● What you will do:
All lines in which the word "That" occurs are to be extracted.

● Records to process:
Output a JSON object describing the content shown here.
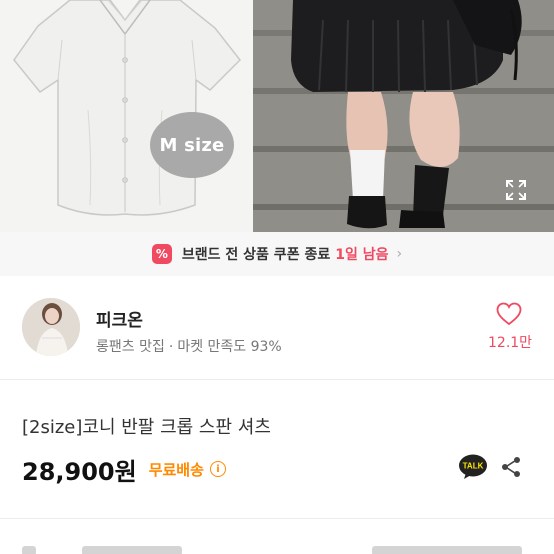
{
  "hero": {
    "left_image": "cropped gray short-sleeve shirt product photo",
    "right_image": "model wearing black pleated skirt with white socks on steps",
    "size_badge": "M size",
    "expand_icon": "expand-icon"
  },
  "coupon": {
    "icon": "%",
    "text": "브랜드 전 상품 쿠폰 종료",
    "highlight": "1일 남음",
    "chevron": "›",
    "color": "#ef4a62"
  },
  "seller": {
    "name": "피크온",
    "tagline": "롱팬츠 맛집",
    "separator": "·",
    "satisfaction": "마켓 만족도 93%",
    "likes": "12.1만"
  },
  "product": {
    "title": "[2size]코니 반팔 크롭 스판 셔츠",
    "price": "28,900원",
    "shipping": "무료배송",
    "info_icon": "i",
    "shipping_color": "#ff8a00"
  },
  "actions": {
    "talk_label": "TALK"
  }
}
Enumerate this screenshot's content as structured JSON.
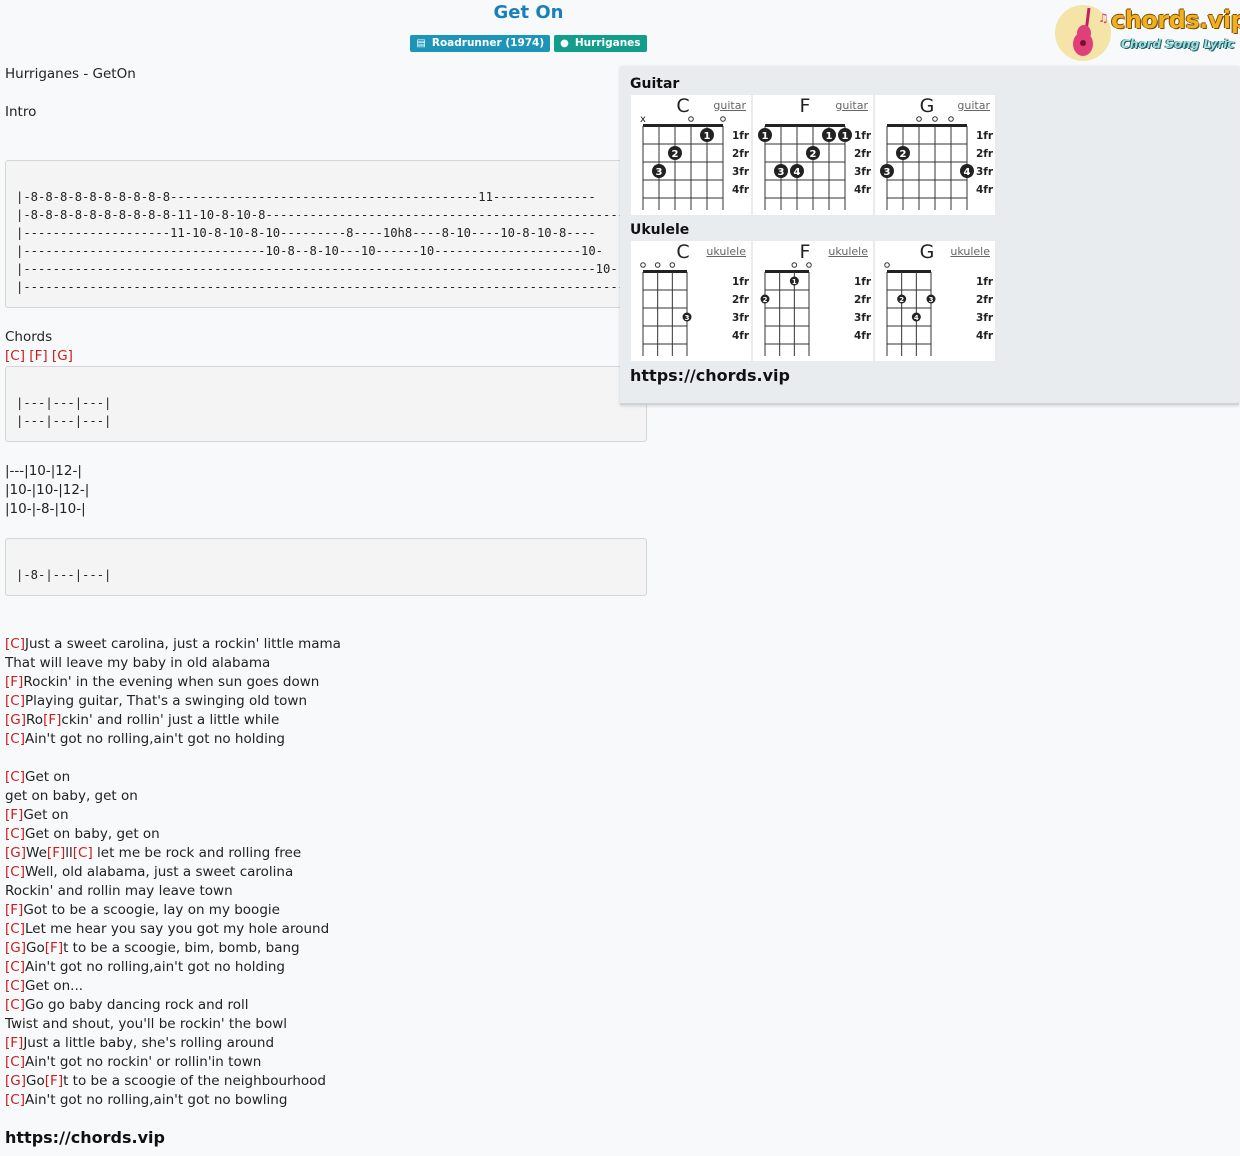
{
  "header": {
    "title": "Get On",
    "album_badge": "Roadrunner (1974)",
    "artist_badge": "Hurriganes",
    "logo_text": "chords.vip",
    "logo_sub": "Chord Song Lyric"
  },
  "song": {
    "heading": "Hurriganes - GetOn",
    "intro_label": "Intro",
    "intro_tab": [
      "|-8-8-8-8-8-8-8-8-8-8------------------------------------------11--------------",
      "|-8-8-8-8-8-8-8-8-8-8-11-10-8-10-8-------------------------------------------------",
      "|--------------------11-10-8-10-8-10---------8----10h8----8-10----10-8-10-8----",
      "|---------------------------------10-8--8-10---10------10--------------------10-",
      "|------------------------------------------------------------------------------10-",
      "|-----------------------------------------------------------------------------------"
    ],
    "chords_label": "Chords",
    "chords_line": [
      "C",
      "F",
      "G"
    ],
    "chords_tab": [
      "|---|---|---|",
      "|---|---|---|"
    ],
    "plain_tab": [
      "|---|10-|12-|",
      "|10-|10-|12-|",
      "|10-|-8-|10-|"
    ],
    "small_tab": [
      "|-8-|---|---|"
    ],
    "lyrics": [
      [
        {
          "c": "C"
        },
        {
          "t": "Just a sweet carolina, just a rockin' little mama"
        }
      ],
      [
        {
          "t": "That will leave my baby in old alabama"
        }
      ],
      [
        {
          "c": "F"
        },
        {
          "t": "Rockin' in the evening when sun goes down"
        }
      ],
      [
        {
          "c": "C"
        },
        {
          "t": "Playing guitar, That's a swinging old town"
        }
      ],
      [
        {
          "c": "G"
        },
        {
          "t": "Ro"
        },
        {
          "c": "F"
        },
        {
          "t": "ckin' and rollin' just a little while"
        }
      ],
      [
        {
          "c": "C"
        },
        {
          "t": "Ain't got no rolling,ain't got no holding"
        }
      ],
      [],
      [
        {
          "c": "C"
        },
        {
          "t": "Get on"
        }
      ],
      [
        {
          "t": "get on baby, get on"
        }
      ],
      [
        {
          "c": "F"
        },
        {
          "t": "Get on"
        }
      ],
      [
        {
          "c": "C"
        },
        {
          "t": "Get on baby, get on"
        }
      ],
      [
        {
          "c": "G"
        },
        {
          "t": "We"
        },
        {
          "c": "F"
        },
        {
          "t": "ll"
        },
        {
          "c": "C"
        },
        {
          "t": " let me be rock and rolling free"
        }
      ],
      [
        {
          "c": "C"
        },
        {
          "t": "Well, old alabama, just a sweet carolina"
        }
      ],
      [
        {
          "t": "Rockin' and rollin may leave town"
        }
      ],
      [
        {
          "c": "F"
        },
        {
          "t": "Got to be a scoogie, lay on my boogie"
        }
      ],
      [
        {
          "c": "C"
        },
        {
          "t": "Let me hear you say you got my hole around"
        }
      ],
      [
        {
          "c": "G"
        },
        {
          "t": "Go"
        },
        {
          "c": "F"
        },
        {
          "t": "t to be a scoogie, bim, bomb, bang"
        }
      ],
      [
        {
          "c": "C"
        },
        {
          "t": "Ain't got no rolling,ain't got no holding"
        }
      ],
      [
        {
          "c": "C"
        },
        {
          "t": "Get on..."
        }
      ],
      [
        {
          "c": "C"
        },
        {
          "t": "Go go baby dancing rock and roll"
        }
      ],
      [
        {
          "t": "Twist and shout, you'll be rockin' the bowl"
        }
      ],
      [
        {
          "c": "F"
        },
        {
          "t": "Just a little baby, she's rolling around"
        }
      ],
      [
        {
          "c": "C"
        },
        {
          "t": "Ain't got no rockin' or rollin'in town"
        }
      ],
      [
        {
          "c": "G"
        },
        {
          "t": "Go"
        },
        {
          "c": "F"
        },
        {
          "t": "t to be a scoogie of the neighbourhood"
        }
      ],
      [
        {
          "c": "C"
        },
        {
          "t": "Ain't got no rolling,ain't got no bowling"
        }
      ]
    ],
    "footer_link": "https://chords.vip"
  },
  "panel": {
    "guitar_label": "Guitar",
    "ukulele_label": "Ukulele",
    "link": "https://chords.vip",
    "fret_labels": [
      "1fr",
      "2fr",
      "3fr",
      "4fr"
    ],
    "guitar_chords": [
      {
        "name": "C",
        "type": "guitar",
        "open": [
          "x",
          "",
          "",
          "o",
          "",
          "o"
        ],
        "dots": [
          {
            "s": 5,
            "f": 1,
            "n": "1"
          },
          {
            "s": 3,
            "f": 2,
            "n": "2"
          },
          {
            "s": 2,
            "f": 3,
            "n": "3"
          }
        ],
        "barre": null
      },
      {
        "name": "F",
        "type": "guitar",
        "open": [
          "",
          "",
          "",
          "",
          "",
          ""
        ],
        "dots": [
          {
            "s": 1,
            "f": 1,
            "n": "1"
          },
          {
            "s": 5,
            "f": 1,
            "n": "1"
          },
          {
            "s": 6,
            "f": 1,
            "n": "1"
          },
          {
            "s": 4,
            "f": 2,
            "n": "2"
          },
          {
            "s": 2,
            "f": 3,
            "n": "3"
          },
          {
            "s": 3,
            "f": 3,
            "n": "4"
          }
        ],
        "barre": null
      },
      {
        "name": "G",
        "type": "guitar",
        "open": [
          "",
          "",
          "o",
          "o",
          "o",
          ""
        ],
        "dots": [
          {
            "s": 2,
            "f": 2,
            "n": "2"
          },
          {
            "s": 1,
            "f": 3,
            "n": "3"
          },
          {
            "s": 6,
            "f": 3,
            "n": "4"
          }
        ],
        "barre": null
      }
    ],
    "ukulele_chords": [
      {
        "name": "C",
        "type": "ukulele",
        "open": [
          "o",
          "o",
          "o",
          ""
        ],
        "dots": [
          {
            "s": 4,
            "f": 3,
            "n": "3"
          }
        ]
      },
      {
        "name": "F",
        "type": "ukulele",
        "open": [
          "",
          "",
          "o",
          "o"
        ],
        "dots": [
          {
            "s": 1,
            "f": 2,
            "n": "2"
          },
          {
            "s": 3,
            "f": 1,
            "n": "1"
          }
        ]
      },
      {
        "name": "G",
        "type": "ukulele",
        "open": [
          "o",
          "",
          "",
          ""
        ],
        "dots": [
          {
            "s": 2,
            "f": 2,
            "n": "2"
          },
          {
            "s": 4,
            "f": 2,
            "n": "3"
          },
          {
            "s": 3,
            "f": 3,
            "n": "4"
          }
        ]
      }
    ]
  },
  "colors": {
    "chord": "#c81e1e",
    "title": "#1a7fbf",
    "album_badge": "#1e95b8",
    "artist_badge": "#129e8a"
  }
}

● Task response:
          "t": "That will leave my baby in old alabama"
          "t": "Playing guitar, That's a swinging old town"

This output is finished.